◆ Goal
From the listing below, work out how many lines contain "addPattern". Reply with that number only.

◆ Data
:::
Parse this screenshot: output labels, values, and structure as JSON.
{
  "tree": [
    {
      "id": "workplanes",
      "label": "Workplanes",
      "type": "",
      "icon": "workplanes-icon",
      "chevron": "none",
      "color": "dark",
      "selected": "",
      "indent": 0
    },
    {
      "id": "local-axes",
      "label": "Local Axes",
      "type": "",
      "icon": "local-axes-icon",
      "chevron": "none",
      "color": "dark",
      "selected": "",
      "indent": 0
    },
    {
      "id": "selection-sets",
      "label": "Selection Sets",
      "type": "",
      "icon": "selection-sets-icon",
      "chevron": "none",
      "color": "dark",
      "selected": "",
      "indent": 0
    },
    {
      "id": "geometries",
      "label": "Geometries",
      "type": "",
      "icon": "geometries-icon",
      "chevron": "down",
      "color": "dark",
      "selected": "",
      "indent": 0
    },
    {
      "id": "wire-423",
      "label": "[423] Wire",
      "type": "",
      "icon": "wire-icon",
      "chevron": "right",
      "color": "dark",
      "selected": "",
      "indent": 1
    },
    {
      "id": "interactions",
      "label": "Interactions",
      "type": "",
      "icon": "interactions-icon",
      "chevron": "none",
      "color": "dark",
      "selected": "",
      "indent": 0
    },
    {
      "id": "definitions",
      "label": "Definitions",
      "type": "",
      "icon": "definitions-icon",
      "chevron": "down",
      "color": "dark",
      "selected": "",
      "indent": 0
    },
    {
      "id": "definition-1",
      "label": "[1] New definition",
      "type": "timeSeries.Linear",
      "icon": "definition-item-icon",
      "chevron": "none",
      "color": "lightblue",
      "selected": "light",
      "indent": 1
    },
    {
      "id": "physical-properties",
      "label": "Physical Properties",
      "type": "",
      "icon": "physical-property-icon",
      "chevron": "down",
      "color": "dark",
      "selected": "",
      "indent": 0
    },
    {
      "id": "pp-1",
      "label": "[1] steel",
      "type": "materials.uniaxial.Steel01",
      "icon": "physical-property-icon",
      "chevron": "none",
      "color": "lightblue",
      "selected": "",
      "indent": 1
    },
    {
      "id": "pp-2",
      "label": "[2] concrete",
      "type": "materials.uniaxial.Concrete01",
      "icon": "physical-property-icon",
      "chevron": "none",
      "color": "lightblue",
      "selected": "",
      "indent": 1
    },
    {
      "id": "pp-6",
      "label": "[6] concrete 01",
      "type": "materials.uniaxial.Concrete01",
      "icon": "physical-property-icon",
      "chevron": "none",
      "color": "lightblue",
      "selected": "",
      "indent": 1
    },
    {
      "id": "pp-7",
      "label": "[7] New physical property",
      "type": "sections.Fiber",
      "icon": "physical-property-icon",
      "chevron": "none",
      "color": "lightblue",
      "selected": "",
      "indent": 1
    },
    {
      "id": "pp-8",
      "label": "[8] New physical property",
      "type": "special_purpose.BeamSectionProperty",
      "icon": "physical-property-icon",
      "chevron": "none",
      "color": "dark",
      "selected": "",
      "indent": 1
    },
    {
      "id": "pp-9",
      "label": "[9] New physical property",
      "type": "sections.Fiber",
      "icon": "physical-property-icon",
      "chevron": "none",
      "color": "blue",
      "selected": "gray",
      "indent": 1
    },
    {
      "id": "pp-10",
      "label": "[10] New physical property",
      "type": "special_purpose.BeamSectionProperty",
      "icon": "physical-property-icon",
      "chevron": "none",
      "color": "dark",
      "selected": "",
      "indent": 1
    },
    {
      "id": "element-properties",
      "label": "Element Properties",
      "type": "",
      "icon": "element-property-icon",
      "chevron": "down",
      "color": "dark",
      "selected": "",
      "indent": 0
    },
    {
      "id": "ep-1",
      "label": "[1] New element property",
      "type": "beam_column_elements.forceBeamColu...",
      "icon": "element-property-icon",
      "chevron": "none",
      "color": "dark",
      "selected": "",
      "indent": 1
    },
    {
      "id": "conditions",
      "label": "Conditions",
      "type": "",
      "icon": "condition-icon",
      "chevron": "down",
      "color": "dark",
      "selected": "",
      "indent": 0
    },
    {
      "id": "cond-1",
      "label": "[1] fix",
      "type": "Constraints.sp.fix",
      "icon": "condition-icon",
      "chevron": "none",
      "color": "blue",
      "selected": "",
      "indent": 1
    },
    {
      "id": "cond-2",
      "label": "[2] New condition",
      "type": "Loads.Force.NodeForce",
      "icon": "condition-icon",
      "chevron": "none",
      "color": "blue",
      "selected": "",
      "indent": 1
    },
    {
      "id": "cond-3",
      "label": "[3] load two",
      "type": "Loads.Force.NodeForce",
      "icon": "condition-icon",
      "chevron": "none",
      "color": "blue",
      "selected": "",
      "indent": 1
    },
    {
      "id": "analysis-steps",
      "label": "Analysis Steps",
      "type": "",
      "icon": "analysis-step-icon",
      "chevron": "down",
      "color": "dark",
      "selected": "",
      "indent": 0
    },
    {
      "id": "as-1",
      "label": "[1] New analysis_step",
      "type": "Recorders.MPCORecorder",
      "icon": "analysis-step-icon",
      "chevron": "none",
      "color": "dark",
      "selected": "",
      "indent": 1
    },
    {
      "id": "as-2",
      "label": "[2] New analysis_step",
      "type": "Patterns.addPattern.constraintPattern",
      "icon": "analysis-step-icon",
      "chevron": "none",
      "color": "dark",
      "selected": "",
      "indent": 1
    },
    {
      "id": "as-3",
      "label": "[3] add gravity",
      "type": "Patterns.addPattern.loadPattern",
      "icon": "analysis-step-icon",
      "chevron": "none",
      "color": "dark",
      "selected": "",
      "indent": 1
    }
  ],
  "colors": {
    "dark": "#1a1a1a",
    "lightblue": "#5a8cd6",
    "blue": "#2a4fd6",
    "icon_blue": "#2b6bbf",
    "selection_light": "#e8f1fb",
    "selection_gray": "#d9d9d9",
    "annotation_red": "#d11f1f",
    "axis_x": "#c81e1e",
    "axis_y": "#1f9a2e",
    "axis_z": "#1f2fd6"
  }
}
:::
◆ Exercise response
2